# LO QUE SE PIDE
Reescribe la parte del hilo que va de "Los términos Data" a "Merci compañero." y cambia "sinónimos" por "equivalentes".

# FRAGMENTO DADO
******************************
# Hoja de Toma de Datos



## JamesHewittTexasMassacre

¿Propuestas?   Es una hoja para tomar datos de cara a establecer el presupuesto para la instalación de un cliente.... Yo pienso que sería "Data Collecting Sheet" o más bien "Data Gathering Sheet"....?

¡Por favor es urgente!

Valoraré todas las propuestas.

¡Muchas gracias de antemano!


----------



## fenixpollo

¿Has buscado toma de datos en nuestro diccionario? Al fondo de la página, hay una lista de hilos anteriores en el foro acerca de ese tema. Allí podrás encontrar otras ideas o confirmar las tuyas.

Los términos Data Collection Sheet y Data Gathering Sheet me parecen adecuados y entendibles. Además, son sinónimos -- no veo la diferencia entre "collection" y "gathering" en este contexto.


----------



## JamesHewittTexasMassacre

¿Muchas gricas Fenixpollo por la celeridad de tu respuesta!

Mwe incliné para Data Collection pero akl ver gathering referida a datos en el diccionario de wordreference pues me disparó la duda... yno habñia visto el hilo que apuntas.

Merci compañero.


----------



## JamesHewittTexasMassacre

...Collecting or collection sheet?


----------



## fenixpollo

Las dos palabras funcionan bien pero mi preferencia es "collection".


----------



## JamesHewittTexasMassacre

De acuerdo.... pero por alguna razómn en particular, o los dos son correctos y la razón es personal?


----------



## abeltio

Muchas veces se usa directamente "Data sheet" o "Technical Data Sheet". Si es un título y la planilla que sigue es clara no hace falta más.


----------



## k-in-sc

I don't think this is a TDS. If the "datos" are general information rather than measurements and other figures, I would call it a "client information sheet/form" rather than a "data sheet."


----------



## JamesHewittTexasMassacre

k-in-sc said:


> I don't think this is a TDS. If the "datos" are general information rather than measurements and other figures, I would call it a "client information sheet/form" rather than a "data sheet."





Good discussion. Thanks to everybody.

Well I cannot transfer or copy any docuemnt of the multinational I am currentñy working in, but Ican tell it is a document for collectin the Client´ s data referring both to his/her warehouse where we want to install our Robotic solution, as well as his financial adress and the type of merchandise to store.. etc...all data that can meet the requirements of our product to be installed. 


I liked Collection Data Sheet more than Gatherion Data Sheet.

The questiion is: Is that correct the inversion of the adjectives "Data Collection Sheet" for "Collection Data Sheet"? Does it change the meaning?

I am tranlating this Manual into English (from Spanish) and I would like to have it defined for next week.

Thanks for you help.


----------



## fenixpollo

The order of words is Data Collection Sheet.

I agree with k-in-sc that the phrase "data collection sheet", which is a literal translation of "hoja de toma de datos", is not a common phrase and therefore is not necessarily the best translation. What I mean is that "data collection sheet" is not descriptive, it does not tell me anything about the sheet or what data is being collected.

K-in-SC's suggestion of *client information sheet* is much more common and descriptive, and would be understood more easily by native speakers. Another option, based on the additional context information you gave us in your last post, might be *logistics specifications sheet* or *logistics information sheet*.
******************************
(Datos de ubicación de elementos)
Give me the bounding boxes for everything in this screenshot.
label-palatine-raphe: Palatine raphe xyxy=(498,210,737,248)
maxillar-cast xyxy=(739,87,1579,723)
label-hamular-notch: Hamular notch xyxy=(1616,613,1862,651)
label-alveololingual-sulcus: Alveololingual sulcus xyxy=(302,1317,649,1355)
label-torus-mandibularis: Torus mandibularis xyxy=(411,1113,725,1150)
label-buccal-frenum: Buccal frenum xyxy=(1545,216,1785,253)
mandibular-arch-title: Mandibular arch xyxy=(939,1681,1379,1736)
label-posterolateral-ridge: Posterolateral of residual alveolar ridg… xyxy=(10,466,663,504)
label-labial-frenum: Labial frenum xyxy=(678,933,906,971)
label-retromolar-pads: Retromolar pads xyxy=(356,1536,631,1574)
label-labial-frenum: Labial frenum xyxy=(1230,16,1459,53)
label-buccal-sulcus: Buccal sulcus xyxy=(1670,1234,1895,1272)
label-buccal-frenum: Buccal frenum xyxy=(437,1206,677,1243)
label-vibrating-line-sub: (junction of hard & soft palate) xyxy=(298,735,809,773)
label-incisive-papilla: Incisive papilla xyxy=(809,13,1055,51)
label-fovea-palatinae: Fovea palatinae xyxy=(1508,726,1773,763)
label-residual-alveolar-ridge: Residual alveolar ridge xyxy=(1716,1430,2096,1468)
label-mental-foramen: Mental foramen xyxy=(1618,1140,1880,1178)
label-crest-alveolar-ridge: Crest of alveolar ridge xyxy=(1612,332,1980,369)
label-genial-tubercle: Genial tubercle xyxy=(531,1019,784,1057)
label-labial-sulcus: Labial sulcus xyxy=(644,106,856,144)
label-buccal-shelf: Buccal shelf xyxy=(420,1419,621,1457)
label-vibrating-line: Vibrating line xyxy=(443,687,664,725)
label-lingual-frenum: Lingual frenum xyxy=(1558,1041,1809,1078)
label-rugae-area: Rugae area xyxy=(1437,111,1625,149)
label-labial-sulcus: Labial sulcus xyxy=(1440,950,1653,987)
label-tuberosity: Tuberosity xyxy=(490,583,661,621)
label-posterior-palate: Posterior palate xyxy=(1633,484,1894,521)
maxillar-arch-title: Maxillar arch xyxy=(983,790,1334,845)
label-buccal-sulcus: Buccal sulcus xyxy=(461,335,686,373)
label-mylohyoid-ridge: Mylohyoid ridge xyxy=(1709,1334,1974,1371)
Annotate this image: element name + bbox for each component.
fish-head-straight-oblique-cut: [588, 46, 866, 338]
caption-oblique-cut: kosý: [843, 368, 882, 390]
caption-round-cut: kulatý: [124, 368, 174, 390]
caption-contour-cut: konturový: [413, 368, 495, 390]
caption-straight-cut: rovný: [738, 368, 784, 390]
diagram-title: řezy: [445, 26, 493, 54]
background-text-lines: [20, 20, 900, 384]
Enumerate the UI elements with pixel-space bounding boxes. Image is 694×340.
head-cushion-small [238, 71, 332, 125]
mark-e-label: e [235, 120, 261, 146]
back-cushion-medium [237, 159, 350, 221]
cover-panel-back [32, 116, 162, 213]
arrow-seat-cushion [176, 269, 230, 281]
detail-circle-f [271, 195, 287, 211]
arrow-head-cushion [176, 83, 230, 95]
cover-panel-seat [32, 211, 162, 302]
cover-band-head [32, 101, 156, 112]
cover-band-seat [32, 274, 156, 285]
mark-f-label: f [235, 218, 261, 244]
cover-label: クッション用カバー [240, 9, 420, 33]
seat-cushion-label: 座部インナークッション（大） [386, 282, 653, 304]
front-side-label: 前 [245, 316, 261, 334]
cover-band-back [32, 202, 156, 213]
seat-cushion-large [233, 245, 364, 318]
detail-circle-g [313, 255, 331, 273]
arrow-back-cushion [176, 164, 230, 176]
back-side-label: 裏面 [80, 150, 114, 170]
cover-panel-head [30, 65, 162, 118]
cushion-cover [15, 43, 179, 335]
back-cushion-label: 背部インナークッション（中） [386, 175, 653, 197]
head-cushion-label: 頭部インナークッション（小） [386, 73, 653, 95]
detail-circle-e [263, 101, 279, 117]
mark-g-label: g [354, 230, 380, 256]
******************************
# RESPUESTA ESPERADA
Los términos Data Collection Sheet y Data Gathering Sheet me parecen adecuados y entendibles. Además, son equivalentes -- no veo la diferencia entre "collection" y "gathering" en este contexto.


----------



## JamesHewittTexasMassacre

¿Muchas gricas Fenixpollo por la celeridad de tu respuesta!

Mwe incliné para Data Collection pero akl ver gathering referida a datos en el diccionario de wordreference pues me disparó la duda... yno habñia visto el hilo que apuntas.

Merci compañero.